-- PROBLEM DETAILS --
Retype all of the entries word for word.

MATERIAL PROVIDED start

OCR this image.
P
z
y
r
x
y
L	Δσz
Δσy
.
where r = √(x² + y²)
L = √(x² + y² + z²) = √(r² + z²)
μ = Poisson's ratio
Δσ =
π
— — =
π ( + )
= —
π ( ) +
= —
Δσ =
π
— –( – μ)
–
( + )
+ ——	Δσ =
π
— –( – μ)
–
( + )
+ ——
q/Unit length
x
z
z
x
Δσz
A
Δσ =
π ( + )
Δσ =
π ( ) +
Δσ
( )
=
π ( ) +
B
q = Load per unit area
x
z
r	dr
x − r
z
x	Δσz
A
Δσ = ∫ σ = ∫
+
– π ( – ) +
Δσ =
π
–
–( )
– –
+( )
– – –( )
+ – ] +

MATERIAL PROVIDED end

-- SOLUTION --
OCR this image.
P
z
y
r
x
y
L	Δσz
Δσy
.
where r = √(x² + y²)
L = √(x² + y² + z²) = √(r² + z²)
μ = Poisson's ratio
Δσ =
π
— — =
π ( + )
= —
π ( ) +
= —
Δσ =
π
— –( – μ)
–
( + )
+ ——	Δσ =
π
— –( – μ)
–
( + )
+ ——
q/Unit length
x
z
z
x
Δσz
A
Δσ =
π ( + )
Δσ =
π ( ) +
Δσ
( )
=
π ( ) +
B
q = Load per unit area
x
z
r	dr
x − r
z
x	Δσz
A
Δσ = ∫ σ = ∫
+
– π ( – ) +
Δσ =
π
–
–( )
– –
+( )
– – –( )
+ – ] +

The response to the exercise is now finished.